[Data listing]
──────────

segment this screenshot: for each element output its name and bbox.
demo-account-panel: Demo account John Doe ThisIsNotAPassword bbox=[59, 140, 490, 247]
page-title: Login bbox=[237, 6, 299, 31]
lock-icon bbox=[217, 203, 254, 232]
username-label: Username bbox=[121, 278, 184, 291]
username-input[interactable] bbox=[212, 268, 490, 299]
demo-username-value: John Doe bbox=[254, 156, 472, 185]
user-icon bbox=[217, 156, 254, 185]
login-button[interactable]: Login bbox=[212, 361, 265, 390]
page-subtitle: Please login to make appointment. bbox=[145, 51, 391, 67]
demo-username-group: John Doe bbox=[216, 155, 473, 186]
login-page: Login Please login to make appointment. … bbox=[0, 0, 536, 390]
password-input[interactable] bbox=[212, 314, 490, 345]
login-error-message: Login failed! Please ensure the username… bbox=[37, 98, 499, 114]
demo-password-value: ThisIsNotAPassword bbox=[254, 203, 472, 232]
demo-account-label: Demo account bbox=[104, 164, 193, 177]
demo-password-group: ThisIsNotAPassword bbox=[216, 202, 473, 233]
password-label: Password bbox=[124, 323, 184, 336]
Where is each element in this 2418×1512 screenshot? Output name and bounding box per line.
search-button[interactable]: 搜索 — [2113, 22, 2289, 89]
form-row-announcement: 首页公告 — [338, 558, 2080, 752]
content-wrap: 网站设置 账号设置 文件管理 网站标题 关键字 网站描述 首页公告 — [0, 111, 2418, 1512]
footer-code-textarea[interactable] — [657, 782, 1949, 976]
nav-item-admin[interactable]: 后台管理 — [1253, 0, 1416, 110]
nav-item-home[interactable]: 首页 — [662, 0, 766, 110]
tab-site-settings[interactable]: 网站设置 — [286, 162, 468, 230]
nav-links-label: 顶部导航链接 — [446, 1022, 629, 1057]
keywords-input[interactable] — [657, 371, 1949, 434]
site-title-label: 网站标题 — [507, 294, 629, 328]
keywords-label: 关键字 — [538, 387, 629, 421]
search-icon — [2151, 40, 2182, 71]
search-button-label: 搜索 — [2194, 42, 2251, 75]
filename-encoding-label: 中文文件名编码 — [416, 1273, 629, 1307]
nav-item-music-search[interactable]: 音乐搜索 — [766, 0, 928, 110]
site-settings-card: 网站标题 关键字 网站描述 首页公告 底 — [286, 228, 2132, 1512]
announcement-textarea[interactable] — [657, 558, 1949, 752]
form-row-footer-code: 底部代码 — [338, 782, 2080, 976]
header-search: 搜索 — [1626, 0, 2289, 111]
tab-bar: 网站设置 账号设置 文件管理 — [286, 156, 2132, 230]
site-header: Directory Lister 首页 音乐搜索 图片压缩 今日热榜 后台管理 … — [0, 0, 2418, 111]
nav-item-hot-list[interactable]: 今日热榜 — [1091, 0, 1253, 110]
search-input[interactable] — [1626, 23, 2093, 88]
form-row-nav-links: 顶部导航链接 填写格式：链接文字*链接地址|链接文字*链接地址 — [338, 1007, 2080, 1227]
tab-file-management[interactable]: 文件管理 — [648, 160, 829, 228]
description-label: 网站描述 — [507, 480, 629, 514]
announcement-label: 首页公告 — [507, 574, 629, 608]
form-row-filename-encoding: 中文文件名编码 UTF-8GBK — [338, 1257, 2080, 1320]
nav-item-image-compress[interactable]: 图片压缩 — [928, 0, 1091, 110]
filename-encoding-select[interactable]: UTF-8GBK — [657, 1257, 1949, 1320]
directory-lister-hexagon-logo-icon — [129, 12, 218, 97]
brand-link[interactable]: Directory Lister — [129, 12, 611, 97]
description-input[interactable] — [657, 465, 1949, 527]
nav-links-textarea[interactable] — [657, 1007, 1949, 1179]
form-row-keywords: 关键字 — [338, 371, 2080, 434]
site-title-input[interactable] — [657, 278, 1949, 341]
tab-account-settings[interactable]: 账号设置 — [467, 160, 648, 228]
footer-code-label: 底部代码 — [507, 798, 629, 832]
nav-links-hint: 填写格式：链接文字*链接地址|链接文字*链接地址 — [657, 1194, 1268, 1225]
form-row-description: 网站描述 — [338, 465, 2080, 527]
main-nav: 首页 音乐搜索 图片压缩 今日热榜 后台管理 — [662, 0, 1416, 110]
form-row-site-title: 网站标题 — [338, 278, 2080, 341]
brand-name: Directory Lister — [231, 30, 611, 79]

──────────

Job
Rewrite the data above as a JSON list of strings, one string per line and with blank lines omitted. Start at the first line of the data and continue through the line containing "filename-encoding-label: 中文文件名编码 —".

Expected answer
[
  "segment this screenshot: for each element output its name and bbox.",
  "demo-account-panel: Demo account John Doe ThisIsNotAPassword bbox=[59, 140, 490, 247]",
  "page-title: Login bbox=[237, 6, 299, 31]",
  "lock-icon bbox=[217, 203, 254, 232]",
  "username-label: Username bbox=[121, 278, 184, 291]",
  "username-input[interactable] bbox=[212, 268, 490, 299]",
  "demo-username-value: John Doe bbox=[254, 156, 472, 185]",
  "user-icon bbox=[217, 156, 254, 185]",
  "login-button[interactable]: Login bbox=[212, 361, 265, 390]",
  "page-subtitle: Please login to make appointment. bbox=[145, 51, 391, 67]",
  "demo-username-group: John Doe bbox=[216, 155, 473, 186]",
  "login-page: Login Please login to make appointment. … bbox=[0, 0, 536, 390]",
  "password-input[interactable] bbox=[212, 314, 490, 345]",
  "login-error-message: Login failed! Please ensure the username… bbox=[37, 98, 499, 114]",
  "demo-password-value: ThisIsNotAPassword bbox=[254, 203, 472, 232]",
  "demo-account-label: Demo account bbox=[104, 164, 193, 177]",
  "demo-password-group: ThisIsNotAPassword bbox=[216, 202, 473, 233]",
  "password-label: Password bbox=[124, 323, 184, 336]",
  "Where is each element in this 2418×1512 screenshot? Output name and bounding box per line.",
  "search-button[interactable]: 搜索 — [2113, 22, 2289, 89]",
  "form-row-announcement: 首页公告 — [338, 558, 2080, 752]",
  "content-wrap: 网站设置 账号设置 文件管理 网站标题 关键字 网站描述 首页公告 — [0, 111, 2418, 1512]",
  "footer-code-textarea[interactable] — [657, 782, 1949, 976]",
  "nav-item-admin[interactable]: 后台管理 — [1253, 0, 1416, 110]",
  "nav-item-home[interactable]: 首页 — [662, 0, 766, 110]",
  "tab-site-settings[interactable]: 网站设置 — [286, 162, 468, 230]",
  "nav-links-label: 顶部导航链接 — [446, 1022, 629, 1057]",
  "keywords-input[interactable] — [657, 371, 1949, 434]",
  "site-title-label: 网站标题 — [507, 294, 629, 328]",
  "keywords-label: 关键字 — [538, 387, 629, 421]",
  "search-icon — [2151, 40, 2182, 71]",
  "search-button-label: 搜索 — [2194, 42, 2251, 75]",
  "filename-encoding-label: 中文文件名编码 — [416, 1273, 629, 1307]"
]